■ **SET TASK**
How many lines in the records below hold the string "MHED"? Answer with the number alone.

· · · · · · ·

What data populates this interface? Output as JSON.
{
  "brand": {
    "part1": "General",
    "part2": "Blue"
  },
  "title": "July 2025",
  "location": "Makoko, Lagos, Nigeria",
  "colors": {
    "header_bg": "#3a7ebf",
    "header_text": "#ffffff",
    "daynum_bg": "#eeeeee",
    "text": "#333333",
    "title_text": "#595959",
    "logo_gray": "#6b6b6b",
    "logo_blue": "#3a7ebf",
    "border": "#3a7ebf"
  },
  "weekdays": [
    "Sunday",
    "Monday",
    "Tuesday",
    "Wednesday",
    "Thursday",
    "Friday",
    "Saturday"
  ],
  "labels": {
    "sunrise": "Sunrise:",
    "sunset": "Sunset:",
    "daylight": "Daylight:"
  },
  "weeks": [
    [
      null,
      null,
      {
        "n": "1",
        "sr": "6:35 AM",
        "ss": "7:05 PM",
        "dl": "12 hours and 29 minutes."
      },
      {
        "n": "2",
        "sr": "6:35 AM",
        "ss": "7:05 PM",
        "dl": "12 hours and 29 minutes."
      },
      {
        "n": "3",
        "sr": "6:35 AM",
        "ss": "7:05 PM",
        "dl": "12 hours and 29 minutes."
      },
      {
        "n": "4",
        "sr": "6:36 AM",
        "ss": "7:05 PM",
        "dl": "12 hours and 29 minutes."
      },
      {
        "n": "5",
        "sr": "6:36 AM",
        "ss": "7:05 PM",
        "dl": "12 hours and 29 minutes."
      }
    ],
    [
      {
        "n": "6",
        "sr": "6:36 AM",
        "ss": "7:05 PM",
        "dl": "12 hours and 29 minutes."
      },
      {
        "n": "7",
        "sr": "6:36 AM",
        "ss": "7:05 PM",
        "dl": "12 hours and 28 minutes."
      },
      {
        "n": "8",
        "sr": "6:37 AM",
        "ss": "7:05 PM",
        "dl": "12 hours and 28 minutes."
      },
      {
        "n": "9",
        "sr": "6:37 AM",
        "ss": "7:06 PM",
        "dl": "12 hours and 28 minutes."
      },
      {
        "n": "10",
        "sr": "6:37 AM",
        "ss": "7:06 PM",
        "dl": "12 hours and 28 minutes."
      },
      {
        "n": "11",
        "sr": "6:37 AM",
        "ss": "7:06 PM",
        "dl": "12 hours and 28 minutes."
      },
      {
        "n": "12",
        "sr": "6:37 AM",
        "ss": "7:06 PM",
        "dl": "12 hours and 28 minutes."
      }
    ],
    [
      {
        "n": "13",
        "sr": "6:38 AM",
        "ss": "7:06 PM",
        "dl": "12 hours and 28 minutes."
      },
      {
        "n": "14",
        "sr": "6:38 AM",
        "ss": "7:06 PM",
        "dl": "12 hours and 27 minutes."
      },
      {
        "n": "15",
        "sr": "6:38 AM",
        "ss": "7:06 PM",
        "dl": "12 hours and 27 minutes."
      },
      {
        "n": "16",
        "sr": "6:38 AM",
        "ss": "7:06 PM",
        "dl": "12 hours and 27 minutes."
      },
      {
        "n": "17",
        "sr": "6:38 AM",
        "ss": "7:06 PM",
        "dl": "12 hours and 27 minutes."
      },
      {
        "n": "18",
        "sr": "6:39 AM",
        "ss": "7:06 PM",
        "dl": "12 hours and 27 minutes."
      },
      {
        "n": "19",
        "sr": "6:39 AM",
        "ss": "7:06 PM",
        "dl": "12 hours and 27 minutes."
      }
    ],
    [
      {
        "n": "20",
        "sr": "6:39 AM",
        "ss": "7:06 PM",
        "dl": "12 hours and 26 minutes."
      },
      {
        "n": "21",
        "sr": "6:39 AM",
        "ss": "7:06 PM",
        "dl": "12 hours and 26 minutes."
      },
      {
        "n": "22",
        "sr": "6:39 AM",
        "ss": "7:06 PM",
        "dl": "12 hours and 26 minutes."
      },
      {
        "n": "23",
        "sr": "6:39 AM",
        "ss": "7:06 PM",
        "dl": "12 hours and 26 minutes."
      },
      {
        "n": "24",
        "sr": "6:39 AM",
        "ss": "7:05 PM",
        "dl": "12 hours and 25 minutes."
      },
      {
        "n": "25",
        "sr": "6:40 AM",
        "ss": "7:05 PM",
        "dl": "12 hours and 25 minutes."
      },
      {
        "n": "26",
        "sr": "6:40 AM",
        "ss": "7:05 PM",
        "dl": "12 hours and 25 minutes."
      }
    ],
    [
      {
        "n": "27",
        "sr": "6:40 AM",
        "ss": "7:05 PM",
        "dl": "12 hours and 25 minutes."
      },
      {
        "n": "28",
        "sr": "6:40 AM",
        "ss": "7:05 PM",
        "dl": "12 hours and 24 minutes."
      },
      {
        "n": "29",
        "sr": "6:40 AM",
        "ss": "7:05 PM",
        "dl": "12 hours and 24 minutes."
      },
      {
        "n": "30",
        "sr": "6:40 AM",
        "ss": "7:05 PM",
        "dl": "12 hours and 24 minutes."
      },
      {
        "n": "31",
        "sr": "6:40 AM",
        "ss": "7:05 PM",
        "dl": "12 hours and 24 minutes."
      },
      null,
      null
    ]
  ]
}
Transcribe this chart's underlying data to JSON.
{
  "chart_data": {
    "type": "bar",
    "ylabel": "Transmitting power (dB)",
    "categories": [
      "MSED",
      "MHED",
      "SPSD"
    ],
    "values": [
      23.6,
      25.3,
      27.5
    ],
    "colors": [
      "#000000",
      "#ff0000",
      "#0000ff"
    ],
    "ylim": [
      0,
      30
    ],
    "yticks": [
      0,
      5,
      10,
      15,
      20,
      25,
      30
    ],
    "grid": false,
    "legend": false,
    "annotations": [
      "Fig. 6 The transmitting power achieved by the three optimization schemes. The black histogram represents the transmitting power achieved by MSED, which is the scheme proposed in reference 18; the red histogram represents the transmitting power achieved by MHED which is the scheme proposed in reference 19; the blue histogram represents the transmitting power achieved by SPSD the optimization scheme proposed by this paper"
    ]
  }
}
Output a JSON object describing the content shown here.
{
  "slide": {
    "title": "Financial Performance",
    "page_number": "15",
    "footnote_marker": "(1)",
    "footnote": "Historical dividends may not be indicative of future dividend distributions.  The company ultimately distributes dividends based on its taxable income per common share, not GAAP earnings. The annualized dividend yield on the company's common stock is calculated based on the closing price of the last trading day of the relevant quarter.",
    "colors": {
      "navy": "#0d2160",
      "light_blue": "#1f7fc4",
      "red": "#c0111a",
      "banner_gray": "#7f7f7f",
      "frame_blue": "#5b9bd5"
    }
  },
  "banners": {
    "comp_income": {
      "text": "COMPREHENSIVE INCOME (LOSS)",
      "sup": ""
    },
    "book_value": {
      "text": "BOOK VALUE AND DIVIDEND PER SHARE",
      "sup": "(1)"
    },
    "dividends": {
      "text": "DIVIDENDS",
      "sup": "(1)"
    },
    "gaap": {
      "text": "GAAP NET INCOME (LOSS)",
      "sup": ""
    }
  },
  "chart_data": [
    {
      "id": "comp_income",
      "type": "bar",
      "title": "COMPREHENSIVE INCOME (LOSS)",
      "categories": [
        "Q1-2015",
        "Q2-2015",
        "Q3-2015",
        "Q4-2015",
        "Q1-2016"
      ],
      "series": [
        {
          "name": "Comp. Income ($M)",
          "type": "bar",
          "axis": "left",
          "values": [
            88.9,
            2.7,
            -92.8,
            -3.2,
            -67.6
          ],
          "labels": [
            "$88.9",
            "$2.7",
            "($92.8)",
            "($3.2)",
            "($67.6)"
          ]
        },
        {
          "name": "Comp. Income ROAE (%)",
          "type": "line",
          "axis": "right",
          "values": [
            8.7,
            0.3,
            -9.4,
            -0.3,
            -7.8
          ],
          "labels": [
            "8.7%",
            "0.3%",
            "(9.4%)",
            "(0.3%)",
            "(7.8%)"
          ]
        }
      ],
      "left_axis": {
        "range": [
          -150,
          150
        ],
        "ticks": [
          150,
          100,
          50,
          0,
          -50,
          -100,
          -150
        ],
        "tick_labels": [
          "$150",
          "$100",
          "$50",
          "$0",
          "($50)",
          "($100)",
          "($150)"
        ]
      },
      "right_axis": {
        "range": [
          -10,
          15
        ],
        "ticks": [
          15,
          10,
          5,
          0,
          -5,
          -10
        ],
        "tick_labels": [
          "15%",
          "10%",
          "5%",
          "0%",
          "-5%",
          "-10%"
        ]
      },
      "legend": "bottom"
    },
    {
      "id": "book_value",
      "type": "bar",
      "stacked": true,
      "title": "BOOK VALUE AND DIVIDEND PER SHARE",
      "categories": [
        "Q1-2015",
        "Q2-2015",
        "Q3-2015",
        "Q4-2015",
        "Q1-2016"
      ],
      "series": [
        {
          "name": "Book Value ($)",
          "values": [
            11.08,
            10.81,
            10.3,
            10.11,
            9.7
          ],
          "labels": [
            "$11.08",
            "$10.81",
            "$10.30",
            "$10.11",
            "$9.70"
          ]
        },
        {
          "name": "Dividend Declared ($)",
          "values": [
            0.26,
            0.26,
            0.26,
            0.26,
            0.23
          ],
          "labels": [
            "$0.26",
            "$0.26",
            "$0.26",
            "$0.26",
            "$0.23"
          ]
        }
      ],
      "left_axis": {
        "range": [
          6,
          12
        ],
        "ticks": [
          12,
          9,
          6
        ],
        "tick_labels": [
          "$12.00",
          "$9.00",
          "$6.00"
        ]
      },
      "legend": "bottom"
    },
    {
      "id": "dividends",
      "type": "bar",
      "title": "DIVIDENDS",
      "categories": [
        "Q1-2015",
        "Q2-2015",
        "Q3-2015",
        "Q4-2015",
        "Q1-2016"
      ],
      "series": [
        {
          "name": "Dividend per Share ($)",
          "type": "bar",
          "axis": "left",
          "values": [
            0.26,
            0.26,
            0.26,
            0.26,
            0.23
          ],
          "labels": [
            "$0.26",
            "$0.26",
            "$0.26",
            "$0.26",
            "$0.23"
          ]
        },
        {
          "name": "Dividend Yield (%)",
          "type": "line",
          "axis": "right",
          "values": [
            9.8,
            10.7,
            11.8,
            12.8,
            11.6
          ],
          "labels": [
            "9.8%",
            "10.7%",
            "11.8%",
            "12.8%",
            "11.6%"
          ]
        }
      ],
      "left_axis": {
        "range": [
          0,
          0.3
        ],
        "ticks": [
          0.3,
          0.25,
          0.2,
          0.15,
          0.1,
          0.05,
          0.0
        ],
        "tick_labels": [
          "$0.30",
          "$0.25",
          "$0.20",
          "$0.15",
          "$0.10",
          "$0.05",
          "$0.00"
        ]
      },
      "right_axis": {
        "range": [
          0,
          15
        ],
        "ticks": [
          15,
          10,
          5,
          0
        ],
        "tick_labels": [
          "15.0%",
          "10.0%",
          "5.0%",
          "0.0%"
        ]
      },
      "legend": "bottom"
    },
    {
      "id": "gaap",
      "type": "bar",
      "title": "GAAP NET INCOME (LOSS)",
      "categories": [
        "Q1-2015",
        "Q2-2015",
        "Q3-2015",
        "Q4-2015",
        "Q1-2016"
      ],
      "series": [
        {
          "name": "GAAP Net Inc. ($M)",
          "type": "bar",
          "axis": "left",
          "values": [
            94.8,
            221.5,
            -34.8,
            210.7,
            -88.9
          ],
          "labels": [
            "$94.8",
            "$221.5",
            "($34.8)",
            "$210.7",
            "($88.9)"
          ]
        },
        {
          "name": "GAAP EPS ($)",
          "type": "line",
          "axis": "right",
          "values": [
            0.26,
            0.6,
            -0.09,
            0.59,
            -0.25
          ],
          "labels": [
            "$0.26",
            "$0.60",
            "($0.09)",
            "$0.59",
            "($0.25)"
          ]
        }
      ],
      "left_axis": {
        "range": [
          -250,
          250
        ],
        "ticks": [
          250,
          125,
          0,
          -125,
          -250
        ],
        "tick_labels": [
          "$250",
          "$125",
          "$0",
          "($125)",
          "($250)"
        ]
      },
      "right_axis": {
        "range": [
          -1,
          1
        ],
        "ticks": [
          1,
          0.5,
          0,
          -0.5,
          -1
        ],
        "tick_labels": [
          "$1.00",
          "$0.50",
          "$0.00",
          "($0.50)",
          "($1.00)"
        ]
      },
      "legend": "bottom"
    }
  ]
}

· · · · · · ·

■ **ANSWER FOR THE TASK**
2